* BEGIN RAW DATA *
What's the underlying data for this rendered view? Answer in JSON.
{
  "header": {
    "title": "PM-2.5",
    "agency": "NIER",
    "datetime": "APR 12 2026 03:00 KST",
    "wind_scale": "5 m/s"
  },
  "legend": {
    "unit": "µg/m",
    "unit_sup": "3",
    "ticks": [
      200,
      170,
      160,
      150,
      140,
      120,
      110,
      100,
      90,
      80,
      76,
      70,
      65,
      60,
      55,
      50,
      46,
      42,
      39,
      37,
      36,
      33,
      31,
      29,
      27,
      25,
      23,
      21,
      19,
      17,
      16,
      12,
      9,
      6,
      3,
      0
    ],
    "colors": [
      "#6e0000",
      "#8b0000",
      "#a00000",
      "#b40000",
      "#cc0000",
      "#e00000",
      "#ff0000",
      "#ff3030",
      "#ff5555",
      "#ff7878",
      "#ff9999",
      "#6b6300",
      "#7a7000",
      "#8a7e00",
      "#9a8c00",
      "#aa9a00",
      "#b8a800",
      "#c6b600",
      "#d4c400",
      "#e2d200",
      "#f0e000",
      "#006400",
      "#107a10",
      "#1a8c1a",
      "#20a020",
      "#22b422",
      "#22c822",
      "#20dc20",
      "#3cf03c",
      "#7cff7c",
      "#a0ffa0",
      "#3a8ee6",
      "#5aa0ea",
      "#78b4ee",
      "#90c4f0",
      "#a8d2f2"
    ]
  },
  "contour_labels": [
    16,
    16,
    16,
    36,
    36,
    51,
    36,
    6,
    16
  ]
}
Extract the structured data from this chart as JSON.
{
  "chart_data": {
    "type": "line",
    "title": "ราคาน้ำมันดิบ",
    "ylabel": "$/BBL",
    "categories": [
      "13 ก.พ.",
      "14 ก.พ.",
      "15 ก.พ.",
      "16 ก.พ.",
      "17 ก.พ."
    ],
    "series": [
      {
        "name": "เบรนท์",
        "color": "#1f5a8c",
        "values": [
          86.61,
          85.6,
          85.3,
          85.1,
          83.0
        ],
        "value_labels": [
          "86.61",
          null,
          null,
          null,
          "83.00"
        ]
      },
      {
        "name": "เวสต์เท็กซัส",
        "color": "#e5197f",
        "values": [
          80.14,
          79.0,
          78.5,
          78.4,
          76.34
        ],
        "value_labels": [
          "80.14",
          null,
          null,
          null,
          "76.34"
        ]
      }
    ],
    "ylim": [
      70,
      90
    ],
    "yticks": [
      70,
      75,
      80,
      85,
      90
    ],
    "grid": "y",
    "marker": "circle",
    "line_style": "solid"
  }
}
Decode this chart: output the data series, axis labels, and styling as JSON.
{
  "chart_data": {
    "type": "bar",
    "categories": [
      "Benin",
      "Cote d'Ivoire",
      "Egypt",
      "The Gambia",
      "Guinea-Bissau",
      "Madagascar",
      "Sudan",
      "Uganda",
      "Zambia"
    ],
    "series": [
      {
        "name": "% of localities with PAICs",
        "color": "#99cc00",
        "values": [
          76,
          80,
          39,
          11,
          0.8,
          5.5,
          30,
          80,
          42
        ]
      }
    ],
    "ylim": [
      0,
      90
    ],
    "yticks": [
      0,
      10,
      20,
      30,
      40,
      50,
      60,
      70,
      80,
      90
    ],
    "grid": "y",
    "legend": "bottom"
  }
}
* END RAW DATA *
* **TASK TO CARRY OUT**
Output the records exactly, including every line.

* **OUTPUT FOR THIS TASK**
What's the underlying data for this rendered view? Answer in JSON.
{
  "header": {
    "title": "PM-2.5",
    "agency": "NIER",
    "datetime": "APR 12 2026 03:00 KST",
    "wind_scale": "5 m/s"
  },
  "legend": {
    "unit": "µg/m",
    "unit_sup": "3",
    "ticks": [
      200,
      170,
      160,
      150,
      140,
      120,
      110,
      100,
      90,
      80,
      76,
      70,
      65,
      60,
      55,
      50,
      46,
      42,
      39,
      37,
      36,
      33,
      31,
      29,
      27,
      25,
      23,
      21,
      19,
      17,
      16,
      12,
      9,
      6,
      3,
      0
    ],
    "colors": [
      "#6e0000",
      "#8b0000",
      "#a00000",
      "#b40000",
      "#cc0000",
      "#e00000",
      "#ff0000",
      "#ff3030",
      "#ff5555",
      "#ff7878",
      "#ff9999",
      "#6b6300",
      "#7a7000",
      "#8a7e00",
      "#9a8c00",
      "#aa9a00",
      "#b8a800",
      "#c6b600",
      "#d4c400",
      "#e2d200",
      "#f0e000",
      "#006400",
      "#107a10",
      "#1a8c1a",
      "#20a020",
      "#22b422",
      "#22c822",
      "#20dc20",
      "#3cf03c",
      "#7cff7c",
      "#a0ffa0",
      "#3a8ee6",
      "#5aa0ea",
      "#78b4ee",
      "#90c4f0",
      "#a8d2f2"
    ]
  },
  "contour_labels": [
    16,
    16,
    16,
    36,
    36,
    51,
    36,
    6,
    16
  ]
}
Extract the structured data from this chart as JSON.
{
  "chart_data": {
    "type": "line",
    "title": "ราคาน้ำมันดิบ",
    "ylabel": "$/BBL",
    "categories": [
      "13 ก.พ.",
      "14 ก.พ.",
      "15 ก.พ.",
      "16 ก.พ.",
      "17 ก.พ."
    ],
    "series": [
      {
        "name": "เบรนท์",
        "color": "#1f5a8c",
        "values": [
          86.61,
          85.6,
          85.3,
          85.1,
          83.0
        ],
        "value_labels": [
          "86.61",
          null,
          null,
          null,
          "83.00"
        ]
      },
      {
        "name": "เวสต์เท็กซัส",
        "color": "#e5197f",
        "values": [
          80.14,
          79.0,
          78.5,
          78.4,
          76.34
        ],
        "value_labels": [
          "80.14",
          null,
          null,
          null,
          "76.34"
        ]
      }
    ],
    "ylim": [
      70,
      90
    ],
    "yticks": [
      70,
      75,
      80,
      85,
      90
    ],
    "grid": "y",
    "marker": "circle",
    "line_style": "solid"
  }
}
Decode this chart: output the data series, axis labels, and styling as JSON.
{
  "chart_data": {
    "type": "bar",
    "categories": [
      "Benin",
      "Cote d'Ivoire",
      "Egypt",
      "The Gambia",
      "Guinea-Bissau",
      "Madagascar",
      "Sudan",
      "Uganda",
      "Zambia"
    ],
    "series": [
      {
        "name": "% of localities with PAICs",
        "color": "#99cc00",
        "values": [
          76,
          80,
          39,
          11,
          0.8,
          5.5,
          30,
          80,
          42
        ]
      }
    ],
    "ylim": [
      0,
      90
    ],
    "yticks": [
      0,
      10,
      20,
      30,
      40,
      50,
      60,
      70,
      80,
      90
    ],
    "grid": "y",
    "legend": "bottom"
  }
}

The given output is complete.